>>>>>

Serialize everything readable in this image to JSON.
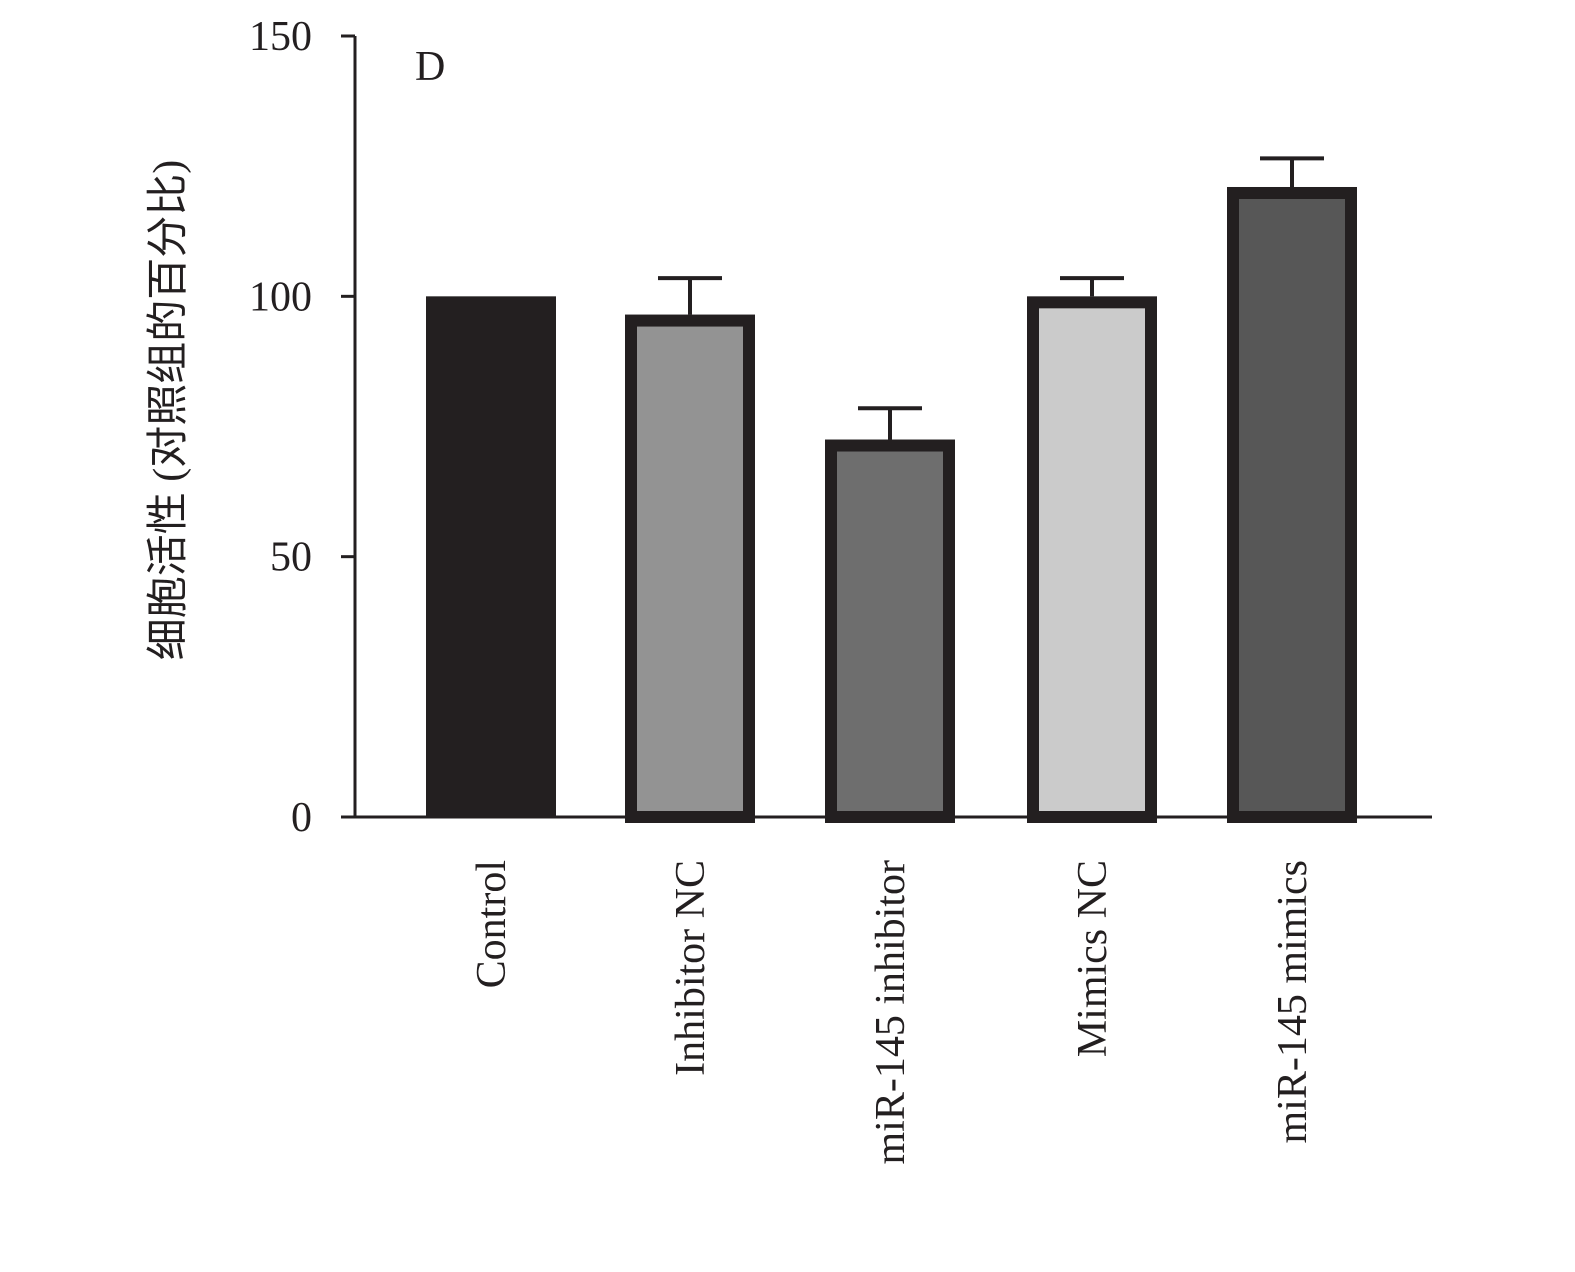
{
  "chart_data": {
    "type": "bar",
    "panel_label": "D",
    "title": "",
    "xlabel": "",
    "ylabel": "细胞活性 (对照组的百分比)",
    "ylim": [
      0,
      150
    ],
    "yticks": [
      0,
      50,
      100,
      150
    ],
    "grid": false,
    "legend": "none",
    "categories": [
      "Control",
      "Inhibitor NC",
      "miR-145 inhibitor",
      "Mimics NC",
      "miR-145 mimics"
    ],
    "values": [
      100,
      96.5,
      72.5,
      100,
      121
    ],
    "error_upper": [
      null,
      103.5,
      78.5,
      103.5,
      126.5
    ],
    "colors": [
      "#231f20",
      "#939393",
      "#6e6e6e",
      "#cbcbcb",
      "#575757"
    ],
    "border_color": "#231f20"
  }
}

<<<<<

Reproduce the data word for word, excluding its pictures.

▶ THE REPLY
Serialize everything readable in this image to JSON.
{
  "chart_data": {
    "type": "bar",
    "panel_label": "D",
    "title": "",
    "xlabel": "",
    "ylabel": "细胞活性 (对照组的百分比)",
    "ylim": [
      0,
      150
    ],
    "yticks": [
      0,
      50,
      100,
      150
    ],
    "grid": false,
    "legend": "none",
    "categories": [
      "Control",
      "Inhibitor NC",
      "miR-145 inhibitor",
      "Mimics NC",
      "miR-145 mimics"
    ],
    "values": [
      100,
      96.5,
      72.5,
      100,
      121
    ],
    "error_upper": [
      null,
      103.5,
      78.5,
      103.5,
      126.5
    ],
    "colors": [
      "#231f20",
      "#939393",
      "#6e6e6e",
      "#cbcbcb",
      "#575757"
    ],
    "border_color": "#231f20"
  }
}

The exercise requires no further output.